* [Task to complete] Turn every line of the records into a Markdown table with the columns Row and Entry. Put a running row number under Row and the full line under Entry, and leave out any blank lines.

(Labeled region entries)
▼

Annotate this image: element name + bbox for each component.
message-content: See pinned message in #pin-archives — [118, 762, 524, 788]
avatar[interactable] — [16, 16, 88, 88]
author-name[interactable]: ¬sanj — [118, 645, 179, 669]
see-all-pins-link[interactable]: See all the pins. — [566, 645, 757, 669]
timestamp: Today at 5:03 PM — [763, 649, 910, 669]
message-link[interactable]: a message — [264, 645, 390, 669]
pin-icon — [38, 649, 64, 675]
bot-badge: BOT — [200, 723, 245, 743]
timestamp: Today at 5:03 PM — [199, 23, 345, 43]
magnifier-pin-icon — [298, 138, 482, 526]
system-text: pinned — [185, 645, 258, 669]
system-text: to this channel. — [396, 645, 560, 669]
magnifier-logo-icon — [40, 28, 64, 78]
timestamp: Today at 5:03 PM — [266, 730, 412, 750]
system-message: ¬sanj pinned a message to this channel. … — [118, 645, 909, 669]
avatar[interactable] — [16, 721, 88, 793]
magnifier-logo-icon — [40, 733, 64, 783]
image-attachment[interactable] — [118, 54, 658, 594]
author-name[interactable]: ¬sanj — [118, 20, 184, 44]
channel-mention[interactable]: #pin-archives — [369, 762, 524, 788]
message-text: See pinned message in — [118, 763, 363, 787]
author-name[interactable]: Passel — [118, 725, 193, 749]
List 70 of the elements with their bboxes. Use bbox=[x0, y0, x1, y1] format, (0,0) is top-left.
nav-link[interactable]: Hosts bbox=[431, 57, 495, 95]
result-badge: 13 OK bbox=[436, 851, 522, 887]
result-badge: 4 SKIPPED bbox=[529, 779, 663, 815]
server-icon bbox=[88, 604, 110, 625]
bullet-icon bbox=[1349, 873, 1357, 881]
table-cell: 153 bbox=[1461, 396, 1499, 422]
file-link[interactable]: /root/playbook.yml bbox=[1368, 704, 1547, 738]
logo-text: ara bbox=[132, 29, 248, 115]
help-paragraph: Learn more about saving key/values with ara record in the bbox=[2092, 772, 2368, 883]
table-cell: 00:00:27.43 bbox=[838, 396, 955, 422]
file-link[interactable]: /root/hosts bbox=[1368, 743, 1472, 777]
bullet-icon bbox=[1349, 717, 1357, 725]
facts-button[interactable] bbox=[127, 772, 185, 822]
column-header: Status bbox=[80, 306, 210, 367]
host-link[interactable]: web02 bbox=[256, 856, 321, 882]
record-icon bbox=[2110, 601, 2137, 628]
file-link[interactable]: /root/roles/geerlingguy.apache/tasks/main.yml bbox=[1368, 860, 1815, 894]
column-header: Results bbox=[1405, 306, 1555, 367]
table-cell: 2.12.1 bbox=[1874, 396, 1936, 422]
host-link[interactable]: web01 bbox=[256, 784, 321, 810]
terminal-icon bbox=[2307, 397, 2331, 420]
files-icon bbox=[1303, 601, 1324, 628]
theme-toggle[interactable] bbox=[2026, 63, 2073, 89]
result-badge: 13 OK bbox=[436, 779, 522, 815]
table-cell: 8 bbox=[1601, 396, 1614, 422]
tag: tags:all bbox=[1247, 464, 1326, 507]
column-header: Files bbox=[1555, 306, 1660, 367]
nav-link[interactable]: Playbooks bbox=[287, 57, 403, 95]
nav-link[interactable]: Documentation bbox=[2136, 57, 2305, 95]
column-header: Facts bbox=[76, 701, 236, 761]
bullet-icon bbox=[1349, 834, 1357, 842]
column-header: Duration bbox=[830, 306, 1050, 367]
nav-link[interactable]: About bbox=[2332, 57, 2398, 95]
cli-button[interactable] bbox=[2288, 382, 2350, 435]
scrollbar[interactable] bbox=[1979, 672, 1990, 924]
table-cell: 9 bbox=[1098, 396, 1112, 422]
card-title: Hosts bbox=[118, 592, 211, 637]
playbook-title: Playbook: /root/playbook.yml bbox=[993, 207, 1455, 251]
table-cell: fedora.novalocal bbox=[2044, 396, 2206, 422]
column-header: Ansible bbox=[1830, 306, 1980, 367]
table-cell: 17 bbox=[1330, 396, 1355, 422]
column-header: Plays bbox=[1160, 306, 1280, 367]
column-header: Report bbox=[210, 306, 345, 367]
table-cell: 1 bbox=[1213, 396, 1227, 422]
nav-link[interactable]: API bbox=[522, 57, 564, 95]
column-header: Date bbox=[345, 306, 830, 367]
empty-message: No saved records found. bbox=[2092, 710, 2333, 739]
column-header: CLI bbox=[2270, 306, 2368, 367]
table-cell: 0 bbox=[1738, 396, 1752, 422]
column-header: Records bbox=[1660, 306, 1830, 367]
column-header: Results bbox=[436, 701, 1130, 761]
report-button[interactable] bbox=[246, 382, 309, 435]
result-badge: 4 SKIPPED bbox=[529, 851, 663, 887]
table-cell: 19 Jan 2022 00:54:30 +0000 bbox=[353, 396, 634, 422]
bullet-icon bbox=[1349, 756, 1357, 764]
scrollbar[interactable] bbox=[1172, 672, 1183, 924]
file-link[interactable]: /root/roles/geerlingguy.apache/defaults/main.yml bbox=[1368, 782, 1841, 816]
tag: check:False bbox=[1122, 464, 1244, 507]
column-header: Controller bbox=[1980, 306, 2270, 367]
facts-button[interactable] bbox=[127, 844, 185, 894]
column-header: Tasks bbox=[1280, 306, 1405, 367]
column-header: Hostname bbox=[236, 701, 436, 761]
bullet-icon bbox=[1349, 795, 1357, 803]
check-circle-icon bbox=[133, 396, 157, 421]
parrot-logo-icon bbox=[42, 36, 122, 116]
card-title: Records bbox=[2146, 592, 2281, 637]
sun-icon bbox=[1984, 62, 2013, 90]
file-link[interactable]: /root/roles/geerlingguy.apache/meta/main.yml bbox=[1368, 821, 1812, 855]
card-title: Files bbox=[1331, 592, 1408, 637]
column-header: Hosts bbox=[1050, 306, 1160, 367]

▲

* [Answer for this exercise]
| Row | Entry |
|---|---|
| 1 | Annotate this image: element name + bbox for each component. |
| 2 | message-content: See pinned message in #pin-archives — [118, 762, 524, 788] |
| 3 | avatar[interactable] — [16, 16, 88, 88] |
| 4 | author-name[interactable]: ¬sanj — [118, 645, 179, 669] |
| 5 | see-all-pins-link[interactable]: See all the pins. — [566, 645, 757, 669] |
| 6 | timestamp: Today at 5:03 PM — [763, 649, 910, 669] |
| 7 | message-link[interactable]: a message — [264, 645, 390, 669] |
| 8 | pin-icon — [38, 649, 64, 675] |
| 9 | bot-badge: BOT — [200, 723, 245, 743] |
| 10 | timestamp: Today at 5:03 PM — [199, 23, 345, 43] |
| 11 | magnifier-pin-icon — [298, 138, 482, 526] |
| 12 | system-text: pinned — [185, 645, 258, 669] |
| 13 | system-text: to this channel. — [396, 645, 560, 669] |
| 14 | magnifier-logo-icon — [40, 28, 64, 78] |
| 15 | timestamp: Today at 5:03 PM — [266, 730, 412, 750] |
| 16 | system-message: ¬sanj pinned a message to this channel. … — [118, 645, 909, 669] |
| 17 | avatar[interactable] — [16, 721, 88, 793] |
| 18 | magnifier-logo-icon — [40, 733, 64, 783] |
| 19 | image-attachment[interactable] — [118, 54, 658, 594] |
| 20 | author-name[interactable]: ¬sanj — [118, 20, 184, 44] |
| 21 | channel-mention[interactable]: #pin-archives — [369, 762, 524, 788] |
| 22 | message-text: See pinned message in — [118, 763, 363, 787] |
| 23 | author-name[interactable]: Passel — [118, 725, 193, 749] |
| 24 | List 70 of the elements with their bboxes. Use bbox=[x0, y0, x1, y1] format, (0,0) is top-left. |
| 25 | nav-link[interactable]: Hosts bbox=[431, 57, 495, 95] |
| 26 | result-badge: 13 OK bbox=[436, 851, 522, 887] |
| 27 | result-badge: 4 SKIPPED bbox=[529, 779, 663, 815] |
| 28 | server-icon bbox=[88, 604, 110, 625] |
| 29 | bullet-icon bbox=[1349, 873, 1357, 881] |
| 30 | table-cell: 153 bbox=[1461, 396, 1499, 422] |
| 31 | file-link[interactable]: /root/playbook.yml bbox=[1368, 704, 1547, 738] |
| 32 | logo-text: ara bbox=[132, 29, 248, 115] |
| 33 | help-paragraph: Learn more about saving key/values with ara record in the bbox=[2092, 772, 2368, 883] |
| 34 | table-cell: 00:00:27.43 bbox=[838, 396, 955, 422] |
| 35 | file-link[interactable]: /root/hosts bbox=[1368, 743, 1472, 777] |
| 36 | bullet-icon bbox=[1349, 717, 1357, 725] |
| 37 | facts-button[interactable] bbox=[127, 772, 185, 822] |
| 38 | column-header: Status bbox=[80, 306, 210, 367] |
| 39 | host-link[interactable]: web02 bbox=[256, 856, 321, 882] |
| 40 | record-icon bbox=[2110, 601, 2137, 628] |
| 41 | file-link[interactable]: /root/roles/geerlingguy.apache/tasks/main.yml bbox=[1368, 860, 1815, 894] |
| 42 | column-header: Results bbox=[1405, 306, 1555, 367] |
| 43 | table-cell: 2.12.1 bbox=[1874, 396, 1936, 422] |
| 44 | host-link[interactable]: web01 bbox=[256, 784, 321, 810] |
| 45 | terminal-icon bbox=[2307, 397, 2331, 420] |
| 46 | files-icon bbox=[1303, 601, 1324, 628] |
| 47 | theme-toggle[interactable] bbox=[2026, 63, 2073, 89] |
| 48 | result-badge: 13 OK bbox=[436, 779, 522, 815] |
| 49 | table-cell: 8 bbox=[1601, 396, 1614, 422] |
| 50 | tag: tags:all bbox=[1247, 464, 1326, 507] |
| 51 | column-header: Files bbox=[1555, 306, 1660, 367] |
| 52 | nav-link[interactable]: Playbooks bbox=[287, 57, 403, 95] |
| 53 | nav-link[interactable]: Documentation bbox=[2136, 57, 2305, 95] |
| 54 | column-header: Facts bbox=[76, 701, 236, 761] |
| 55 | bullet-icon bbox=[1349, 834, 1357, 842] |
| 56 | column-header: Duration bbox=[830, 306, 1050, 367] |
| 57 | nav-link[interactable]: About bbox=[2332, 57, 2398, 95] |
| 58 | cli-button[interactable] bbox=[2288, 382, 2350, 435] |
| 59 | scrollbar[interactable] bbox=[1979, 672, 1990, 924] |
| 60 | table-cell: 9 bbox=[1098, 396, 1112, 422] |
| 61 | card-title: Hosts bbox=[118, 592, 211, 637] |
| 62 | playbook-title: Playbook: /root/playbook.yml bbox=[993, 207, 1455, 251] |
| 63 | table-cell: fedora.novalocal bbox=[2044, 396, 2206, 422] |
| 64 | column-header: Ansible bbox=[1830, 306, 1980, 367] |
| 65 | table-cell: 17 bbox=[1330, 396, 1355, 422] |
| 66 | column-header: Plays bbox=[1160, 306, 1280, 367] |
| 67 | column-header: Report bbox=[210, 306, 345, 367] |
| 68 | table-cell: 1 bbox=[1213, 396, 1227, 422] |
| 69 | nav-link[interactable]: API bbox=[522, 57, 564, 95] |
| 70 | column-header: Date bbox=[345, 306, 830, 367] |
| 71 | empty-message: No saved records found. bbox=[2092, 710, 2333, 739] |
| 72 | column-header: CLI bbox=[2270, 306, 2368, 367] |
| 73 | table-cell: 0 bbox=[1738, 396, 1752, 422] |
| 74 | column-header: Records bbox=[1660, 306, 1830, 367] |
| 75 | column-header: Results bbox=[436, 701, 1130, 761] |
| 76 | report-button[interactable] bbox=[246, 382, 309, 435] |
| 77 | result-badge: 4 SKIPPED bbox=[529, 851, 663, 887] |
| 78 | table-cell: 19 Jan 2022 00:54:30 +0000 bbox=[353, 396, 634, 422] |
| 79 | bullet-icon bbox=[1349, 756, 1357, 764] |
| 80 | scrollbar[interactable] bbox=[1172, 672, 1183, 924] |
| 81 | file-link[interactable]: /root/roles/geerlingguy.apache/defaults/main.yml bbox=[1368, 782, 1841, 816] |
| 82 | tag: check:False bbox=[1122, 464, 1244, 507] |
| 83 | column-header: Controller bbox=[1980, 306, 2270, 367] |
| 84 | facts-button[interactable] bbox=[127, 844, 185, 894] |
| 85 | column-header: Tasks bbox=[1280, 306, 1405, 367] |
| 86 | column-header: Hostname bbox=[236, 701, 436, 761] |
| 87 | bullet-icon bbox=[1349, 795, 1357, 803] |
| 88 | check-circle-icon bbox=[133, 396, 157, 421] |
| 89 | parrot-logo-icon bbox=[42, 36, 122, 116] |
| 90 | card-title: Records bbox=[2146, 592, 2281, 637] |
| 91 | sun-icon bbox=[1984, 62, 2013, 90] |
| 92 | file-link[interactable]: /root/roles/geerlingguy.apache/meta/main.yml bbox=[1368, 821, 1812, 855] |
| 93 | card-title: Files bbox=[1331, 592, 1408, 637] |
| 94 | column-header: Hosts bbox=[1050, 306, 1160, 367] |